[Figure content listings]
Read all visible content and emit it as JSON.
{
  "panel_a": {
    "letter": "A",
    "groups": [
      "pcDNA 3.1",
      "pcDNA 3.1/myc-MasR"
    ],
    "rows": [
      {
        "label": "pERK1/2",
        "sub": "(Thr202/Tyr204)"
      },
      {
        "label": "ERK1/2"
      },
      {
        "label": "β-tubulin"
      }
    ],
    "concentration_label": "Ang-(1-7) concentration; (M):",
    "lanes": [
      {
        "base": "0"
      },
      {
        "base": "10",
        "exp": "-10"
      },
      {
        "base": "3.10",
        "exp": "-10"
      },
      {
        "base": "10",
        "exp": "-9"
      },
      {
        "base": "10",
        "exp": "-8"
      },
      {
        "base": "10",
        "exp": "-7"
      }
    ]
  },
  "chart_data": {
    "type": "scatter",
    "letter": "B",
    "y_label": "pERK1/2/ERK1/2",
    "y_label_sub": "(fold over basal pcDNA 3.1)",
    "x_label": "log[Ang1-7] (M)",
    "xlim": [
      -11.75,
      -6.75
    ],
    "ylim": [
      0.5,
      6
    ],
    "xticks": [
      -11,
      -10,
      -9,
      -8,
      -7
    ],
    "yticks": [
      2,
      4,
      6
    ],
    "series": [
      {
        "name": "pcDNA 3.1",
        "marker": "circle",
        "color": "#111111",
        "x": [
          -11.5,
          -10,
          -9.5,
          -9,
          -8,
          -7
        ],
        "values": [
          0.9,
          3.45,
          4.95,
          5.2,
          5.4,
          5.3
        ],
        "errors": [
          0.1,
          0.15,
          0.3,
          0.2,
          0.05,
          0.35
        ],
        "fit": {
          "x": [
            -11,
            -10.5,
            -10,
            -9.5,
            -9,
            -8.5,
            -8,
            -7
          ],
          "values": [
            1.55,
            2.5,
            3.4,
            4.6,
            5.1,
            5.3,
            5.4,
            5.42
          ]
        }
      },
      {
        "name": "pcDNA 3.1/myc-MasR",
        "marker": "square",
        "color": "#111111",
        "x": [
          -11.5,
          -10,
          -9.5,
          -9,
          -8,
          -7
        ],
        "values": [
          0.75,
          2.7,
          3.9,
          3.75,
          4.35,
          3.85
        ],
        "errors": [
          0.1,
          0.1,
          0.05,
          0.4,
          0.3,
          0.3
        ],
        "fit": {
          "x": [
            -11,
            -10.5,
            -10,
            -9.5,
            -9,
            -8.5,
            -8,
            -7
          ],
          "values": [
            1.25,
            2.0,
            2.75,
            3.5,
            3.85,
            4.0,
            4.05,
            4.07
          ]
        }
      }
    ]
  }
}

## Task statement
Repeat the data precisely, reproducing every entry.

## Complete answer
Read all visible content and emit it as JSON.
{
  "panel_a": {
    "letter": "A",
    "groups": [
      "pcDNA 3.1",
      "pcDNA 3.1/myc-MasR"
    ],
    "rows": [
      {
        "label": "pERK1/2",
        "sub": "(Thr202/Tyr204)"
      },
      {
        "label": "ERK1/2"
      },
      {
        "label": "β-tubulin"
      }
    ],
    "concentration_label": "Ang-(1-7) concentration; (M):",
    "lanes": [
      {
        "base": "0"
      },
      {
        "base": "10",
        "exp": "-10"
      },
      {
        "base": "3.10",
        "exp": "-10"
      },
      {
        "base": "10",
        "exp": "-9"
      },
      {
        "base": "10",
        "exp": "-8"
      },
      {
        "base": "10",
        "exp": "-7"
      }
    ]
  },
  "chart_data": {
    "type": "scatter",
    "letter": "B",
    "y_label": "pERK1/2/ERK1/2",
    "y_label_sub": "(fold over basal pcDNA 3.1)",
    "x_label": "log[Ang1-7] (M)",
    "xlim": [
      -11.75,
      -6.75
    ],
    "ylim": [
      0.5,
      6
    ],
    "xticks": [
      -11,
      -10,
      -9,
      -8,
      -7
    ],
    "yticks": [
      2,
      4,
      6
    ],
    "series": [
      {
        "name": "pcDNA 3.1",
        "marker": "circle",
        "color": "#111111",
        "x": [
          -11.5,
          -10,
          -9.5,
          -9,
          -8,
          -7
        ],
        "values": [
          0.9,
          3.45,
          4.95,
          5.2,
          5.4,
          5.3
        ],
        "errors": [
          0.1,
          0.15,
          0.3,
          0.2,
          0.05,
          0.35
        ],
        "fit": {
          "x": [
            -11,
            -10.5,
            -10,
            -9.5,
            -9,
            -8.5,
            -8,
            -7
          ],
          "values": [
            1.55,
            2.5,
            3.4,
            4.6,
            5.1,
            5.3,
            5.4,
            5.42
          ]
        }
      },
      {
        "name": "pcDNA 3.1/myc-MasR",
        "marker": "square",
        "color": "#111111",
        "x": [
          -11.5,
          -10,
          -9.5,
          -9,
          -8,
          -7
        ],
        "values": [
          0.75,
          2.7,
          3.9,
          3.75,
          4.35,
          3.85
        ],
        "errors": [
          0.1,
          0.1,
          0.05,
          0.4,
          0.3,
          0.3
        ],
        "fit": {
          "x": [
            -11,
            -10.5,
            -10,
            -9.5,
            -9,
            -8.5,
            -8,
            -7
          ],
          "values": [
            1.25,
            2.0,
            2.75,
            3.5,
            3.85,
            4.0,
            4.05,
            4.07
          ]
        }
      }
    ]
  }
}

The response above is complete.